What you need to do:
Look through the records that follow. Copy every line containing the word "name".

__________

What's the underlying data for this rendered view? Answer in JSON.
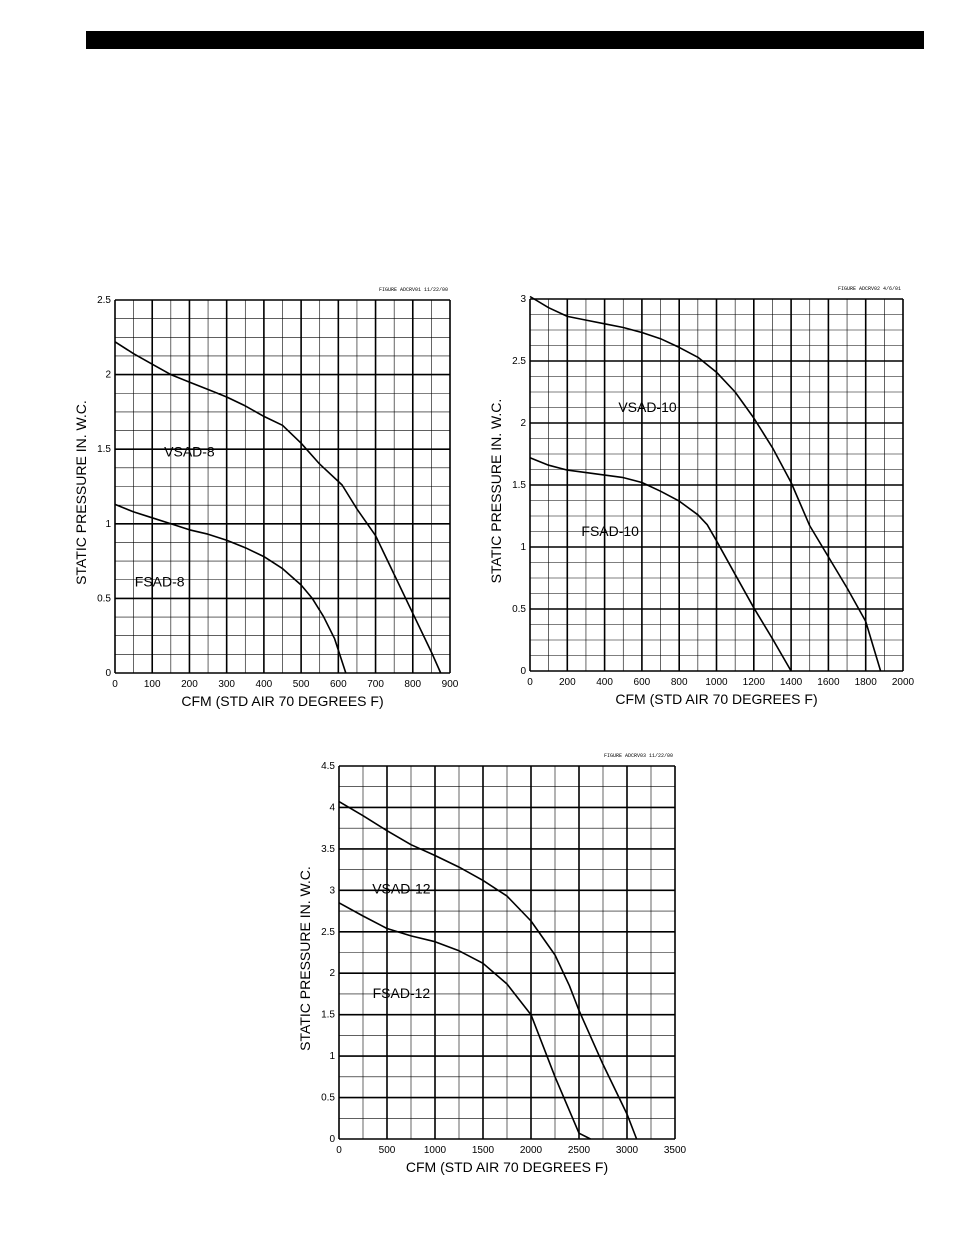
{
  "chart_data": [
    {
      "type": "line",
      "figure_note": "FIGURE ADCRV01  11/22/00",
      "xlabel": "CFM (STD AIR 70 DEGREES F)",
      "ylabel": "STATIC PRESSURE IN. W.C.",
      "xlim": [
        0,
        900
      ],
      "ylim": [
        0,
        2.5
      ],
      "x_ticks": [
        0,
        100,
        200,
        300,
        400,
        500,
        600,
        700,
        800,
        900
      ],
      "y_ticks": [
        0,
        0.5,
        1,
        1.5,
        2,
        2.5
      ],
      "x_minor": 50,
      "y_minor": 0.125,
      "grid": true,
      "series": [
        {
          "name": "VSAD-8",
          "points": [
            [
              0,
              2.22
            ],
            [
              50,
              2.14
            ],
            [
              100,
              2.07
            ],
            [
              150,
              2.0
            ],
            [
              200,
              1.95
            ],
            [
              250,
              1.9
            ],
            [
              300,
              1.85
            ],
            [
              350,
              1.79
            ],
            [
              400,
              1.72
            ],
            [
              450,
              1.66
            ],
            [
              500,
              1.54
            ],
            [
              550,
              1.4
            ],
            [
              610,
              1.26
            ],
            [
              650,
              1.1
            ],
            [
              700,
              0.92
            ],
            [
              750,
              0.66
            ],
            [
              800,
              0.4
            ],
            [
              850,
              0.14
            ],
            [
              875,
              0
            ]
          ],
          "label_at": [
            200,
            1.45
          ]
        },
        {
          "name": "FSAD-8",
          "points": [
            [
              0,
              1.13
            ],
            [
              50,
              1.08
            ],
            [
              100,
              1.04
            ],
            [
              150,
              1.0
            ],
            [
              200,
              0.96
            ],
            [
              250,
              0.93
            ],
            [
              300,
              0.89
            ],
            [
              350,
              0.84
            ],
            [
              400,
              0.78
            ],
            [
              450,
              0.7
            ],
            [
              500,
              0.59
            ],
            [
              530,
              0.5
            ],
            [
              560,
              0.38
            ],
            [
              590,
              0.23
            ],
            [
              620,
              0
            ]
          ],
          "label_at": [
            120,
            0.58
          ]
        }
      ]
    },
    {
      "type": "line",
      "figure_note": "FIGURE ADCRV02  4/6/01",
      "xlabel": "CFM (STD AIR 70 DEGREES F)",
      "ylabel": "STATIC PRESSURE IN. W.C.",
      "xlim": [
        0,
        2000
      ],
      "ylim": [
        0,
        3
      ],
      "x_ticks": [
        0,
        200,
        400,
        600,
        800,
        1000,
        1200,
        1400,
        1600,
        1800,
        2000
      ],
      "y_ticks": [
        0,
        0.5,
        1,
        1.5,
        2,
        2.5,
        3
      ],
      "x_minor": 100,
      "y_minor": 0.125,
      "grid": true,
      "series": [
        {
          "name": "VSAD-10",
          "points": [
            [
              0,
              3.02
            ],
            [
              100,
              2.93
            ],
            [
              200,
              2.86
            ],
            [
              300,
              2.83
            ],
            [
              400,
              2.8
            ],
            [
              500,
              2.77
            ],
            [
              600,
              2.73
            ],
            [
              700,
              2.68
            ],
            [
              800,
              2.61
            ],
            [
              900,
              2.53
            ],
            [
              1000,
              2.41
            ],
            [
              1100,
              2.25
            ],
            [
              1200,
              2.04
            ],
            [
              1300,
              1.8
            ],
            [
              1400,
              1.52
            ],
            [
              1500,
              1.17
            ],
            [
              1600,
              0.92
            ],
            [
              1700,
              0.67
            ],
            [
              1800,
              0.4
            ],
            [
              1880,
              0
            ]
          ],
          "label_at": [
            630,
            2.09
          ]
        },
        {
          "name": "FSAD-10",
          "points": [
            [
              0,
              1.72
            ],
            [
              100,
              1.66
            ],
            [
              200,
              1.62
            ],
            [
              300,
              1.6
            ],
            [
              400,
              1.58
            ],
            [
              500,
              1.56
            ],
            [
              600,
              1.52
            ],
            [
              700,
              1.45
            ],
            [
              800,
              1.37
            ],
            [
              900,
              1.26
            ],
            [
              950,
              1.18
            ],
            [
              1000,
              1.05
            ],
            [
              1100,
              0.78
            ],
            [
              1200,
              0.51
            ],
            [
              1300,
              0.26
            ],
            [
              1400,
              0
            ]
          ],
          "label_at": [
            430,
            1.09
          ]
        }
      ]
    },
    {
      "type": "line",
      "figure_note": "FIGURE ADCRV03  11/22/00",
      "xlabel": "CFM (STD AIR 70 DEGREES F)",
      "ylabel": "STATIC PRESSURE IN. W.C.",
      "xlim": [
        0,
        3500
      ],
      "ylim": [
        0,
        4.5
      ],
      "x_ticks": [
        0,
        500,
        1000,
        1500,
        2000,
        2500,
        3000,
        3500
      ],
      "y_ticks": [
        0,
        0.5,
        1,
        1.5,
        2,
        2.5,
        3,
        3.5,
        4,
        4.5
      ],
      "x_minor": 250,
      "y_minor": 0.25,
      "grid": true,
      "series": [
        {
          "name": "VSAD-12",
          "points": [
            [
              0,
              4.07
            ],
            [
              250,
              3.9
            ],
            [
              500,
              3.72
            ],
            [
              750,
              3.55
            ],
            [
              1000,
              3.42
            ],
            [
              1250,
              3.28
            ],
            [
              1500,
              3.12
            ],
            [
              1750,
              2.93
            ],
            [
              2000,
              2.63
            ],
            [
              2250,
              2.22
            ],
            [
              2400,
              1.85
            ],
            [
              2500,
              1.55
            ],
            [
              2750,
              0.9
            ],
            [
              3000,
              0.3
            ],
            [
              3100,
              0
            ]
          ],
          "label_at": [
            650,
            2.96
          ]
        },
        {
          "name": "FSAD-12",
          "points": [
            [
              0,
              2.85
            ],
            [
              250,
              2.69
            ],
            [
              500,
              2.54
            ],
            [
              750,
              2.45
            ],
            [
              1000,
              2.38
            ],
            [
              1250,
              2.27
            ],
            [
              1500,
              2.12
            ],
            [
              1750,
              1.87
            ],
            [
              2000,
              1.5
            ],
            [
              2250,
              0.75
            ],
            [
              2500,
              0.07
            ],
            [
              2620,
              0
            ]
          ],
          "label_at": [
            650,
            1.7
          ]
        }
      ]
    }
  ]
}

__________

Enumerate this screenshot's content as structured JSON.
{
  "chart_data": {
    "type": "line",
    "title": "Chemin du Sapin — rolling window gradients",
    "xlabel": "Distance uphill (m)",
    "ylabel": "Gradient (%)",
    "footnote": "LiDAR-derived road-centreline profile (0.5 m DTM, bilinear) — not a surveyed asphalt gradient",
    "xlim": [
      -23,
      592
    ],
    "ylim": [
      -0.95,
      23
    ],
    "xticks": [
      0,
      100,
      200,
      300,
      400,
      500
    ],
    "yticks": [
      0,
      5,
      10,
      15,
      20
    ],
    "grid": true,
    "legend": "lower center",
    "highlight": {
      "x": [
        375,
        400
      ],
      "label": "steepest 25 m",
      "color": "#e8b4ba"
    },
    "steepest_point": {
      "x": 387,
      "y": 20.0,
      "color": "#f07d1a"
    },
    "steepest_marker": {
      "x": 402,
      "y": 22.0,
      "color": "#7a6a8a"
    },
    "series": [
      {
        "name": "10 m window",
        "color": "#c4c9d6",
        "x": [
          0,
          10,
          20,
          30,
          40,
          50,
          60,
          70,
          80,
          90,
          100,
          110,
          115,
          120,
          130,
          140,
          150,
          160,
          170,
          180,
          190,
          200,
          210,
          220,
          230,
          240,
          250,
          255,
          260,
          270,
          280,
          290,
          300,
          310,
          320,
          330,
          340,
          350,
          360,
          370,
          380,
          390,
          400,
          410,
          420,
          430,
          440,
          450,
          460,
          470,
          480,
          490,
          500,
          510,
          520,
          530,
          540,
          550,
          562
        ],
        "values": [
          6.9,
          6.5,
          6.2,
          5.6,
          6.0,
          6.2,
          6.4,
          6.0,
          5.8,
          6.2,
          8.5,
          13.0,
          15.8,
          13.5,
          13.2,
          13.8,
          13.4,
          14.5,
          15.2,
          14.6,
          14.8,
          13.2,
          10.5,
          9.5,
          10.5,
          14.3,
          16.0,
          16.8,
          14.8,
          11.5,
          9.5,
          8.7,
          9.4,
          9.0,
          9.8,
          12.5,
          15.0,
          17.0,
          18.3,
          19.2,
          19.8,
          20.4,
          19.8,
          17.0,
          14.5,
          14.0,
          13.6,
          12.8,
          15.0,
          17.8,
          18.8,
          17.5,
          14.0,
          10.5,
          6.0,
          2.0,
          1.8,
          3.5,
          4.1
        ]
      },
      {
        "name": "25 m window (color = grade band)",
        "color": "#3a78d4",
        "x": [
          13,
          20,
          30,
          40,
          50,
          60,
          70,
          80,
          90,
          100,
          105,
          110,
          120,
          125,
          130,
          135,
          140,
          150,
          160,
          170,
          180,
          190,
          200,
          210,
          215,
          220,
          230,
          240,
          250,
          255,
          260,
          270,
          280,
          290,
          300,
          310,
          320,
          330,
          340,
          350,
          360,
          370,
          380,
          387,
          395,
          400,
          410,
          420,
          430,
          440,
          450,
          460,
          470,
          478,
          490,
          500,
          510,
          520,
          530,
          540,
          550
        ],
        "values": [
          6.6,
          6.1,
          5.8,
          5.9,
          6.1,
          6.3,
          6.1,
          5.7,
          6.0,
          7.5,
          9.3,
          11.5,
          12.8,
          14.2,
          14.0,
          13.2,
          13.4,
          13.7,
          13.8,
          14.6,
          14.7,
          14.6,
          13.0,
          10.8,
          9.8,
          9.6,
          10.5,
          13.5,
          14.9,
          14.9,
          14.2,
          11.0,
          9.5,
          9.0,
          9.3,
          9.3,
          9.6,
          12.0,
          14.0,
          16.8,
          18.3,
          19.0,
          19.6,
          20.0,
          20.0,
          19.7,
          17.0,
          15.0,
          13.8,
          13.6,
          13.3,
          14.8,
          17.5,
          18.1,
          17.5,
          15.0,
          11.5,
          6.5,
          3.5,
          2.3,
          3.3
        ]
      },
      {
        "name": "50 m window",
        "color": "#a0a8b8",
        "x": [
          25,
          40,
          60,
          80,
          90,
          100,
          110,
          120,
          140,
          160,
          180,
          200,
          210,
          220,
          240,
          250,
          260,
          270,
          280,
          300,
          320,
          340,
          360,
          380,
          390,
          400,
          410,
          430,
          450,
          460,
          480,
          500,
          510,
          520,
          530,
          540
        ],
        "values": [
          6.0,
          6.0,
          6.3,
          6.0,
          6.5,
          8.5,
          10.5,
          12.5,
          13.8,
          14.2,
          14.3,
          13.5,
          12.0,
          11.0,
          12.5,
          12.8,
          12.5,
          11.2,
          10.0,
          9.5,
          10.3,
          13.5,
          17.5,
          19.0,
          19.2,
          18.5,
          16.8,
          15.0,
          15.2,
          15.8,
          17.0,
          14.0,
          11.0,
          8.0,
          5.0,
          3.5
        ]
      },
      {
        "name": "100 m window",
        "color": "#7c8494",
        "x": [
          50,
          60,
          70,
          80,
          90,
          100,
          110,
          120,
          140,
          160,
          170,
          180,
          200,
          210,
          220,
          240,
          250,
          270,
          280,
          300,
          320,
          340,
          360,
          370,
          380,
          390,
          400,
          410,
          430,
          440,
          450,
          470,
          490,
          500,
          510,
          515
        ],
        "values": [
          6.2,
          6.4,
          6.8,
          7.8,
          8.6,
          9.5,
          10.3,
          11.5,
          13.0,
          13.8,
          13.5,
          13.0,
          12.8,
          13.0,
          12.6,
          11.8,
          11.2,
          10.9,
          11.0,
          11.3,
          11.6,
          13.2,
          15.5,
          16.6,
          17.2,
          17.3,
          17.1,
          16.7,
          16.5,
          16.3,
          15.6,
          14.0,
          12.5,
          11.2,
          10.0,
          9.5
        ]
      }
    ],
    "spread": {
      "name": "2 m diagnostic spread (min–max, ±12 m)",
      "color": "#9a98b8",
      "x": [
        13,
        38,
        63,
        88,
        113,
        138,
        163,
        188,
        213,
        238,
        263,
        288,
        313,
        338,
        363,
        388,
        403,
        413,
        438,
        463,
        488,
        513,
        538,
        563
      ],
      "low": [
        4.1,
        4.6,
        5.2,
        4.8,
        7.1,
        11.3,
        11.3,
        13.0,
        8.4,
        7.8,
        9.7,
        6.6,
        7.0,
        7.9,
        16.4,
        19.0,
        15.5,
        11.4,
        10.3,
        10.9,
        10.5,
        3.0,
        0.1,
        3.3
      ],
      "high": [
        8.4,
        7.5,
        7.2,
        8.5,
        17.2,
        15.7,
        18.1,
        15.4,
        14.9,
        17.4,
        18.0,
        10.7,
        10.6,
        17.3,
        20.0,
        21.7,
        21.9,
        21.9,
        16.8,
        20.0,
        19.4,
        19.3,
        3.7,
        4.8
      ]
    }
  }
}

__________

Finished exercise:
          "name": "VSAD-8",
          "name": "FSAD-8",
          "name": "VSAD-10",
          "name": "FSAD-10",
          "name": "VSAD-12",
          "name": "FSAD-12",
        "name": "10 m window",
        "name": "25 m window (color = grade band)",
        "name": "50 m window",
        "name": "100 m window",
      "name": "2 m diagnostic spread (min–max, ±12 m)",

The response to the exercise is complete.